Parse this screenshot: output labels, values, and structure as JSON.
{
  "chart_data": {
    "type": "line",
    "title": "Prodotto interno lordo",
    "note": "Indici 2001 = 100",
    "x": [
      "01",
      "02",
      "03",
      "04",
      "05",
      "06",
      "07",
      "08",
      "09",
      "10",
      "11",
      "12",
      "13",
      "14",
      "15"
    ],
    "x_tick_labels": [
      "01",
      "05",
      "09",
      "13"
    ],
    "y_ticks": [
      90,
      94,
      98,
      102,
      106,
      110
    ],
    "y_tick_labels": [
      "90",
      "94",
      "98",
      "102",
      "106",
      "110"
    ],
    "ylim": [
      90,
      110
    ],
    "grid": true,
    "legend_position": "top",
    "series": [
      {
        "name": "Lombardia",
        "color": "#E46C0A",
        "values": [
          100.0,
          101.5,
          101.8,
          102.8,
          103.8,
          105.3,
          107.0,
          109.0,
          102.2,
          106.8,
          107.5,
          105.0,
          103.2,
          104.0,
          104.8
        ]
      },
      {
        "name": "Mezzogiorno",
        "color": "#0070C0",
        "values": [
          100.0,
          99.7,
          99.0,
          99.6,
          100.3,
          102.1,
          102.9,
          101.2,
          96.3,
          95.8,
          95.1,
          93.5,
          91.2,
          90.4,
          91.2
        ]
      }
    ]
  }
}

## WORK INSTRUCTIONS
Reproduce each record shown above without altering a single word.

## WRITTEN SOLUTION
Parse this screenshot: output labels, values, and structure as JSON.
{
  "chart_data": {
    "type": "line",
    "title": "Prodotto interno lordo",
    "note": "Indici 2001 = 100",
    "x": [
      "01",
      "02",
      "03",
      "04",
      "05",
      "06",
      "07",
      "08",
      "09",
      "10",
      "11",
      "12",
      "13",
      "14",
      "15"
    ],
    "x_tick_labels": [
      "01",
      "05",
      "09",
      "13"
    ],
    "y_ticks": [
      90,
      94,
      98,
      102,
      106,
      110
    ],
    "y_tick_labels": [
      "90",
      "94",
      "98",
      "102",
      "106",
      "110"
    ],
    "ylim": [
      90,
      110
    ],
    "grid": true,
    "legend_position": "top",
    "series": [
      {
        "name": "Lombardia",
        "color": "#E46C0A",
        "values": [
          100.0,
          101.5,
          101.8,
          102.8,
          103.8,
          105.3,
          107.0,
          109.0,
          102.2,
          106.8,
          107.5,
          105.0,
          103.2,
          104.0,
          104.8
        ]
      },
      {
        "name": "Mezzogiorno",
        "color": "#0070C0",
        "values": [
          100.0,
          99.7,
          99.0,
          99.6,
          100.3,
          102.1,
          102.9,
          101.2,
          96.3,
          95.8,
          95.1,
          93.5,
          91.2,
          90.4,
          91.2
        ]
      }
    ]
  }
}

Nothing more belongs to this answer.